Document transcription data

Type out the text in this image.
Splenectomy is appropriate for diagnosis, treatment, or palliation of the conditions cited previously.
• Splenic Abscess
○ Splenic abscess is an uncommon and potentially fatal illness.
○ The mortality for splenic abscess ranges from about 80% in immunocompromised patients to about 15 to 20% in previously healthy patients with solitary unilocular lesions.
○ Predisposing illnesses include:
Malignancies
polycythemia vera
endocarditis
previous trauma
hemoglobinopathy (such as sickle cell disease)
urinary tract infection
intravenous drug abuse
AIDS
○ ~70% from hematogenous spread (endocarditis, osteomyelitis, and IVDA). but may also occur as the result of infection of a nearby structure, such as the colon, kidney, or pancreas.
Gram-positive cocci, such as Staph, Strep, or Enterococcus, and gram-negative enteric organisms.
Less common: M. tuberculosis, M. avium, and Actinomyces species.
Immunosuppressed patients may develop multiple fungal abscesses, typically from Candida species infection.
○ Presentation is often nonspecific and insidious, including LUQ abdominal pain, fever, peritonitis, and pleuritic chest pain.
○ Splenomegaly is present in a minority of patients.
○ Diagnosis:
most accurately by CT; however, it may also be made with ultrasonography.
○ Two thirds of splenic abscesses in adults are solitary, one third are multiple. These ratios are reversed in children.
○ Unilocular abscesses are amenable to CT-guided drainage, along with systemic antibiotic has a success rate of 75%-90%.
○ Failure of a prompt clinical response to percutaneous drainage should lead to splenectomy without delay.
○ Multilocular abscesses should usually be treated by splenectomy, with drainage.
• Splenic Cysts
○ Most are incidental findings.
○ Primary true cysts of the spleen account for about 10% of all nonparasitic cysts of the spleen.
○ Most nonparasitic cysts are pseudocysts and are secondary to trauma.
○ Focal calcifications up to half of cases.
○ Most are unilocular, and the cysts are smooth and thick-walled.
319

EXERCISE AIM =
Write every record above out again exactly as it stands.

COMPLETED TASK =
Type out the text in this image.
Splenectomy is appropriate for diagnosis, treatment, or palliation of the conditions cited previously.
• Splenic Abscess
○ Splenic abscess is an uncommon and potentially fatal illness.
○ The mortality for splenic abscess ranges from about 80% in immunocompromised patients to about 15 to 20% in previously healthy patients with solitary unilocular lesions.
○ Predisposing illnesses include:
Malignancies
polycythemia vera
endocarditis
previous trauma
hemoglobinopathy (such as sickle cell disease)
urinary tract infection
intravenous drug abuse
AIDS
○ ~70% from hematogenous spread (endocarditis, osteomyelitis, and IVDA). but may also occur as the result of infection of a nearby structure, such as the colon, kidney, or pancreas.
Gram-positive cocci, such as Staph, Strep, or Enterococcus, and gram-negative enteric organisms.
Less common: M. tuberculosis, M. avium, and Actinomyces species.
Immunosuppressed patients may develop multiple fungal abscesses, typically from Candida species infection.
○ Presentation is often nonspecific and insidious, including LUQ abdominal pain, fever, peritonitis, and pleuritic chest pain.
○ Splenomegaly is present in a minority of patients.
○ Diagnosis:
most accurately by CT; however, it may also be made with ultrasonography.
○ Two thirds of splenic abscesses in adults are solitary, one third are multiple. These ratios are reversed in children.
○ Unilocular abscesses are amenable to CT-guided drainage, along with systemic antibiotic has a success rate of 75%-90%.
○ Failure of a prompt clinical response to percutaneous drainage should lead to splenectomy without delay.
○ Multilocular abscesses should usually be treated by splenectomy, with drainage.
• Splenic Cysts
○ Most are incidental findings.
○ Primary true cysts of the spleen account for about 10% of all nonparasitic cysts of the spleen.
○ Most nonparasitic cysts are pseudocysts and are secondary to trauma.
○ Focal calcifications up to half of cases.
○ Most are unilocular, and the cysts are smooth and thick-walled.
319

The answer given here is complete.